*BRANO DEL DOCUMENTO*.
Foto: DFFB/Umberto Colferai

Di Altri cannibali, uscito nel 2021 e prodotto da Deutsche Film-und Fernsehakademie Berlin (DFFB), ha parlato lo stesso Sossai all’ultimo Festival del Cinema di Cannes, dicendo: «Da una parte mi ha penalizzato, perché quel film non è stato capito, non è mai uscito nelle sale, ha girato solo nei festival. Dall’altra nel mondo del lavoro italiano devi avere esperienza per fare esperienza. Il mio esordio ha tranquillizzato tutti i miei produttori sul fatto che ero capace di raccontare nella forma lunga». Ora che, dal 1 novembre, Altri cannibali è disponibile su Mubi, potrebbe avere la sua rivincita.

*COMPITO ASSEGNATO A*. Restituisci tali e quali le righe dei record che vanno dall'inizio dei record fino alla riga che contiene "tool-button[interactable]: ate —", inclusa.
Il brano e i record non hanno alcun legame tra loro.

*MATERIALE DI PARTENZA*.
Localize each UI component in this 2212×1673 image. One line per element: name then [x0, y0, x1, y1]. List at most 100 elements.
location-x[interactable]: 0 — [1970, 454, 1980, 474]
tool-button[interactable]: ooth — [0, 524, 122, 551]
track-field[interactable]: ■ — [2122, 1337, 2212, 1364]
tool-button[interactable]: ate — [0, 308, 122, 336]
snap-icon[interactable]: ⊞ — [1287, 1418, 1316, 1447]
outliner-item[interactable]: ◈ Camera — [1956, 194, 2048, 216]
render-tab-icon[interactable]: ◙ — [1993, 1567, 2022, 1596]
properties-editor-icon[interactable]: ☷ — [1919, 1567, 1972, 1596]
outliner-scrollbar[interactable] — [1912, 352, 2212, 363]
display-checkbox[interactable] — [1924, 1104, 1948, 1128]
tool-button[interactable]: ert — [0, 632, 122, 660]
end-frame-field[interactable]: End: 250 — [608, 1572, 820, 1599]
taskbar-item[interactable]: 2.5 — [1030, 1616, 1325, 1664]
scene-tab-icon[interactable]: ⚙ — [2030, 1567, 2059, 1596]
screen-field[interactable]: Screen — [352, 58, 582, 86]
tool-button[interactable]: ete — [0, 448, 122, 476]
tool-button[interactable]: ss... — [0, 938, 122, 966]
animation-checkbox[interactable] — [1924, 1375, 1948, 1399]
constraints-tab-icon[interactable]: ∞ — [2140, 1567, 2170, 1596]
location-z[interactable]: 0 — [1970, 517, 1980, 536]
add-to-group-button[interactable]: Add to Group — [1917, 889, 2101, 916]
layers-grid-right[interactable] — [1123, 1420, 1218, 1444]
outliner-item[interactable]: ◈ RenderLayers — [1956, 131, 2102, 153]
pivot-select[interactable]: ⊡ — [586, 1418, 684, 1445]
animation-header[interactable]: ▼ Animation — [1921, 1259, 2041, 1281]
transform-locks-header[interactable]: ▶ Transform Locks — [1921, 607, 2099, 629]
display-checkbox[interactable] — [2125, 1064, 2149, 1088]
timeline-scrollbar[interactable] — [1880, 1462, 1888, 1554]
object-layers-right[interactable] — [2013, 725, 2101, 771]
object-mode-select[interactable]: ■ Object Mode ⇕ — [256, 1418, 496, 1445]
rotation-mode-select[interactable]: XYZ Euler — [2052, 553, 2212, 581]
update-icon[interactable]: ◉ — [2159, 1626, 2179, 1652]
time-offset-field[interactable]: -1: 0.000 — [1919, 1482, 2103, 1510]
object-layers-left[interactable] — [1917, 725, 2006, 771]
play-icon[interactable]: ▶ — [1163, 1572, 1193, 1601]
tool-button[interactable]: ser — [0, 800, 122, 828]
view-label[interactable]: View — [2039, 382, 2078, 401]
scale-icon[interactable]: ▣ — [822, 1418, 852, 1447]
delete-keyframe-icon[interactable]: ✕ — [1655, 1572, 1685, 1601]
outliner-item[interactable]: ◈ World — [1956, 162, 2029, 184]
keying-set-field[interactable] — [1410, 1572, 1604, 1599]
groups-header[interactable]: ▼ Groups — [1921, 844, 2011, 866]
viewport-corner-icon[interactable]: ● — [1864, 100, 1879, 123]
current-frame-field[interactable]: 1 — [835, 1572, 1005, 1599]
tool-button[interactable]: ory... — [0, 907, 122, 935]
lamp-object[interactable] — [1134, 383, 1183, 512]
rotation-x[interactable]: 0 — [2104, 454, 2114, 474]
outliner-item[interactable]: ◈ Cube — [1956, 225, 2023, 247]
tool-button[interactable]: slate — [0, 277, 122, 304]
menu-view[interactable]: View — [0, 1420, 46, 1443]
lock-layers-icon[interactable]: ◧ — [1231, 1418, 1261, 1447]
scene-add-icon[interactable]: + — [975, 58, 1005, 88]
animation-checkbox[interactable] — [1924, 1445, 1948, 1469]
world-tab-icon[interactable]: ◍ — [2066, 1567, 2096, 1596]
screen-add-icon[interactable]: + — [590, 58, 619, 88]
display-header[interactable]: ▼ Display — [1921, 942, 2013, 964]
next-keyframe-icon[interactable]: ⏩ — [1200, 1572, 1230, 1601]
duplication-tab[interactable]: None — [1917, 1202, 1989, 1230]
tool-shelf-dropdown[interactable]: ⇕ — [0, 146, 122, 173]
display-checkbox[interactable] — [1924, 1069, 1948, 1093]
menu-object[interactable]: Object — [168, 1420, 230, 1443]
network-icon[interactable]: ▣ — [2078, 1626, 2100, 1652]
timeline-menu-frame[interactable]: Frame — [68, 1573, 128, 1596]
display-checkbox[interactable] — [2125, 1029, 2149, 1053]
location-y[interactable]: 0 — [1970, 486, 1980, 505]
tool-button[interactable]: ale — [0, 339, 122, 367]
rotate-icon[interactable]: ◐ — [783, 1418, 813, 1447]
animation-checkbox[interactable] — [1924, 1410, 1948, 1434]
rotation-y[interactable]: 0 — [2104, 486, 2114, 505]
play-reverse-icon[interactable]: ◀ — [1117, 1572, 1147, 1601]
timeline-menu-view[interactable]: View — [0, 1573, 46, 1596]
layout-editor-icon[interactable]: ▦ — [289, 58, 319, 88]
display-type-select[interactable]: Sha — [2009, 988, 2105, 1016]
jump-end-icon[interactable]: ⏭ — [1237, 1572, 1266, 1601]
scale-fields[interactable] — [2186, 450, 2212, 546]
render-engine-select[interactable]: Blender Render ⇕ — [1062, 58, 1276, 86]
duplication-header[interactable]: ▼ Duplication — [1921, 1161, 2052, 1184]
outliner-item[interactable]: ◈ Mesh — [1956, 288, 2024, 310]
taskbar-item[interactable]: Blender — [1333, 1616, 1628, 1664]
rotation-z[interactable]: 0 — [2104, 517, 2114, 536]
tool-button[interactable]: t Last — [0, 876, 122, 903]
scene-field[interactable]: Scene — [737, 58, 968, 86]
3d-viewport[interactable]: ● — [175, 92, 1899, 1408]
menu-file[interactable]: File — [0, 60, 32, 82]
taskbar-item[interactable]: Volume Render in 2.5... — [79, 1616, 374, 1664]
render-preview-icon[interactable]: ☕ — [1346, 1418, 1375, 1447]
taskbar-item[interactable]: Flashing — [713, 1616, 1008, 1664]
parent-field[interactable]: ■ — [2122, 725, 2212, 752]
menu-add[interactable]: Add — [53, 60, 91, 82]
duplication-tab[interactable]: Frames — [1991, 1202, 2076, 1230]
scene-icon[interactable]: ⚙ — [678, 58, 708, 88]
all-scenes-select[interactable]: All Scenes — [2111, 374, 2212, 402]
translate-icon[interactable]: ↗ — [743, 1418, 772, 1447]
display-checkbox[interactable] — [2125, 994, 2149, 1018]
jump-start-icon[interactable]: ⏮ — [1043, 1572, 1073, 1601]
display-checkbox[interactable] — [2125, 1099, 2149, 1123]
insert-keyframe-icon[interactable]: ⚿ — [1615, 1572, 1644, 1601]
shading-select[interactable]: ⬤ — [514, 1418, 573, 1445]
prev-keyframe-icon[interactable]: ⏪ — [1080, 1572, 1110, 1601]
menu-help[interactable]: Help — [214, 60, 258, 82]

*COMPITO ASSEGNATO B*. Riscrivi il tratto del brano su Altri cannibali che va da "Di Altri cannibali, uscito" fino a "la sua rivincita.", sostituendo "Mubi" con "RaiPlay".

*RISPOSTA FINALE A*.
Localize each UI component in this 2212×1673 image. One line per element: name then [x0, y0, x1, y1]. List at most 100 elements.
location-x[interactable]: 0 — [1970, 454, 1980, 474]
tool-button[interactable]: ooth — [0, 524, 122, 551]
track-field[interactable]: ■ — [2122, 1337, 2212, 1364]
tool-button[interactable]: ate — [0, 308, 122, 336]

*RISPOSTA FINALE B*.
Di Altri cannibali, uscito nel 2021 e prodotto da Deutsche Film-und Fernsehakademie Berlin (DFFB), ha parlato lo stesso Sossai all’ultimo Festival del Cinema di Cannes, dicendo: «Da una parte mi ha penalizzato, perché quel film non è stato capito, non è mai uscito nelle sale, ha girato solo nei festival. Dall’altra nel mondo del lavoro italiano devi avere esperienza per fare esperienza. Il mio esordio ha tranquillizzato tutti i miei produttori sul fatto che ero capace di raccontare nella forma lunga». Ora che, dal 1 novembre, Altri cannibali è disponibile su RaiPlay, potrebbe avere la sua rivincita.